[Input data]
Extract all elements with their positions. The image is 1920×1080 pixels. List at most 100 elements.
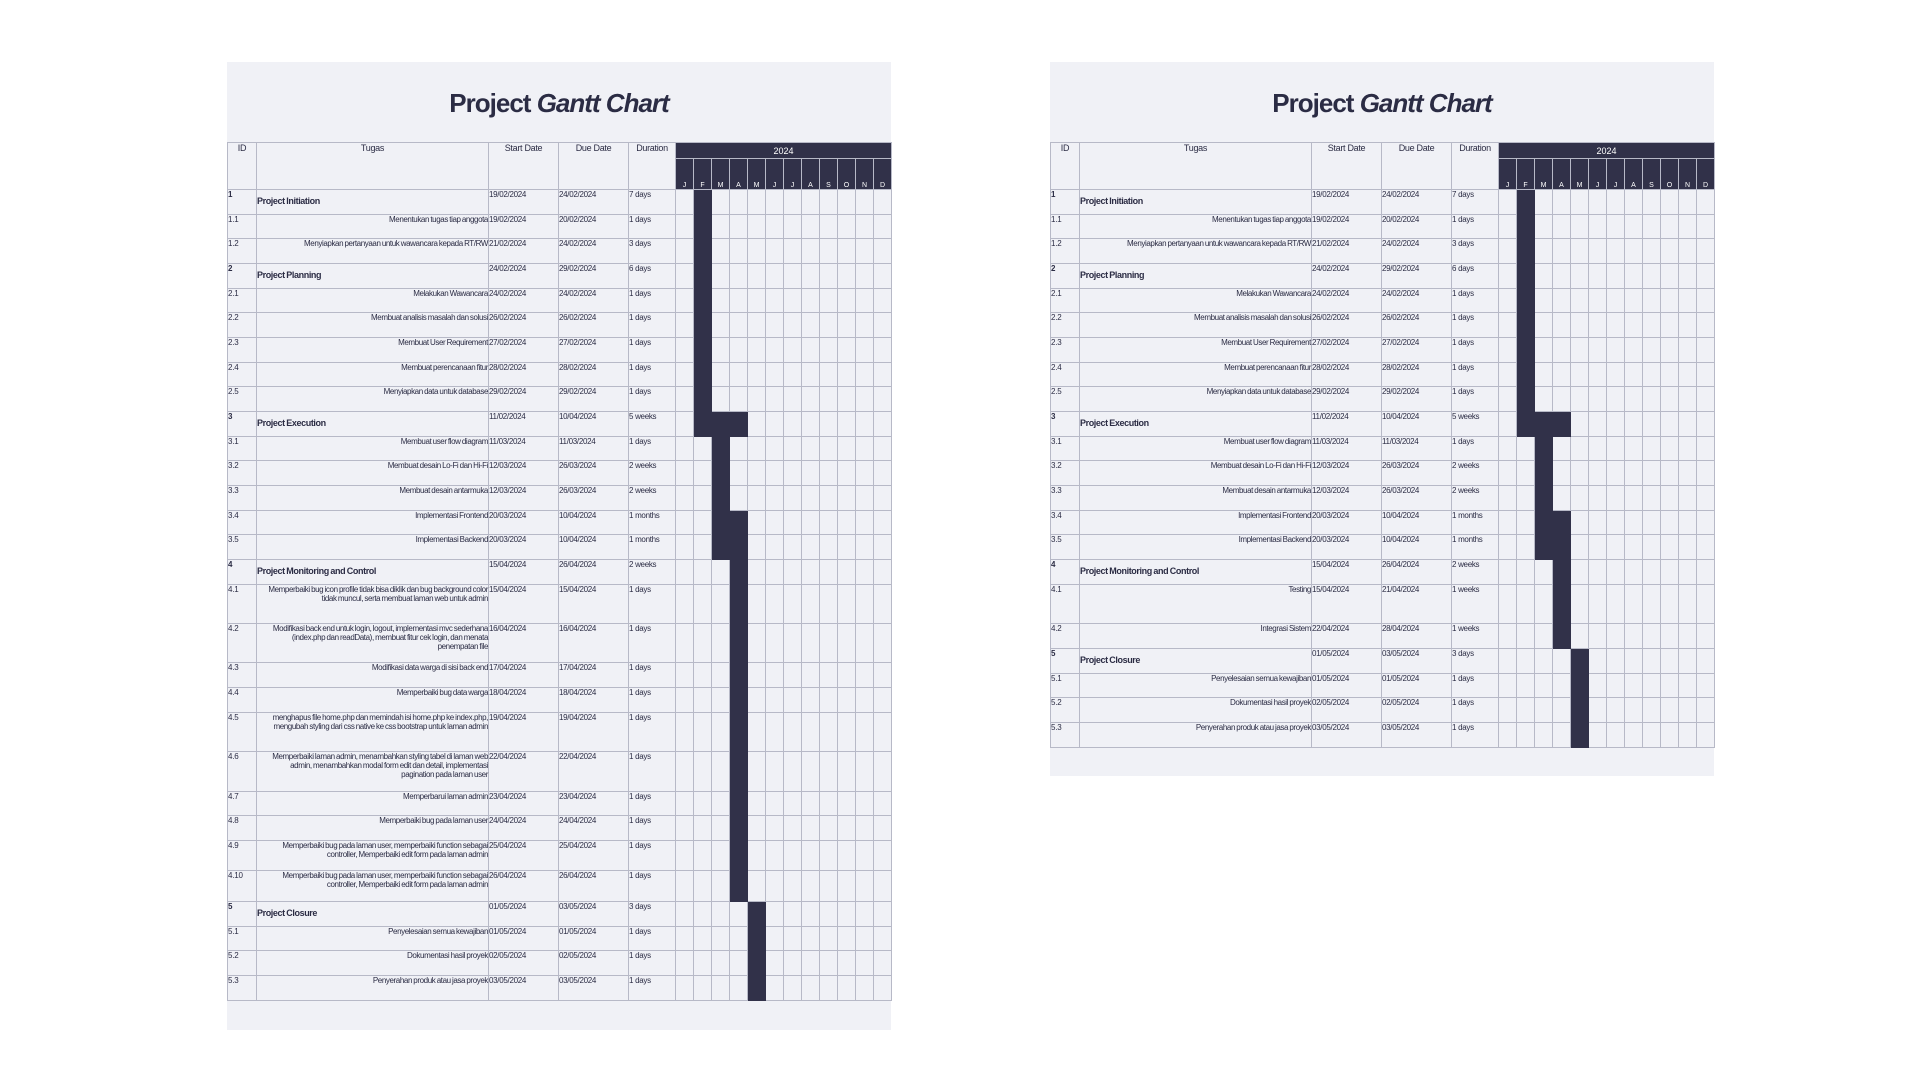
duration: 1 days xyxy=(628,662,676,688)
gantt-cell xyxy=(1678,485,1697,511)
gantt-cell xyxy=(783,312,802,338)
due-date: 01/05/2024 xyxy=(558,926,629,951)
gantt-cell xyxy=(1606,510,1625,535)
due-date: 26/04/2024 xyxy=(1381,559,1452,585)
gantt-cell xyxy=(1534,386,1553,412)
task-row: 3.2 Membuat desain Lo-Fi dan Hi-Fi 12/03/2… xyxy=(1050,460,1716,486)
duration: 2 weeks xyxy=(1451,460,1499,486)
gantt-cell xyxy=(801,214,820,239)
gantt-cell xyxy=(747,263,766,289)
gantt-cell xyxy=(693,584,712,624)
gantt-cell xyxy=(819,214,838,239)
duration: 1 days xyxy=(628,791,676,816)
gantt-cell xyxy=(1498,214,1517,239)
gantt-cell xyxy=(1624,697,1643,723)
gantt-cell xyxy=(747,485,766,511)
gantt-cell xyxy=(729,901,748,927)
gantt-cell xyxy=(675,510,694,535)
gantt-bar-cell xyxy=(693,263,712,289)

[Task details]
Copy each line of the items above without any changes, and leave out the pictures.

[Expected answer]
Extract all elements with their positions. The image is 1920×1080 pixels. List at most 100 elements.
duration: 1 days xyxy=(628,662,676,688)
gantt-cell xyxy=(1678,485,1697,511)
gantt-cell xyxy=(783,312,802,338)
due-date: 01/05/2024 xyxy=(558,926,629,951)
gantt-cell xyxy=(1606,510,1625,535)
due-date: 26/04/2024 xyxy=(1381,559,1452,585)
gantt-cell xyxy=(1534,386,1553,412)
task-row: 3.2 Membuat desain Lo-Fi dan Hi-Fi 12/03/2… xyxy=(1050,460,1716,486)
duration: 2 weeks xyxy=(1451,460,1499,486)
gantt-cell xyxy=(801,214,820,239)
gantt-cell xyxy=(747,263,766,289)
gantt-cell xyxy=(693,584,712,624)
gantt-cell xyxy=(819,214,838,239)
duration: 1 days xyxy=(628,791,676,816)
gantt-cell xyxy=(1498,214,1517,239)
gantt-cell xyxy=(1624,697,1643,723)
gantt-cell xyxy=(747,485,766,511)
gantt-cell xyxy=(729,901,748,927)
gantt-cell xyxy=(675,510,694,535)
gantt-bar-cell xyxy=(693,263,712,289)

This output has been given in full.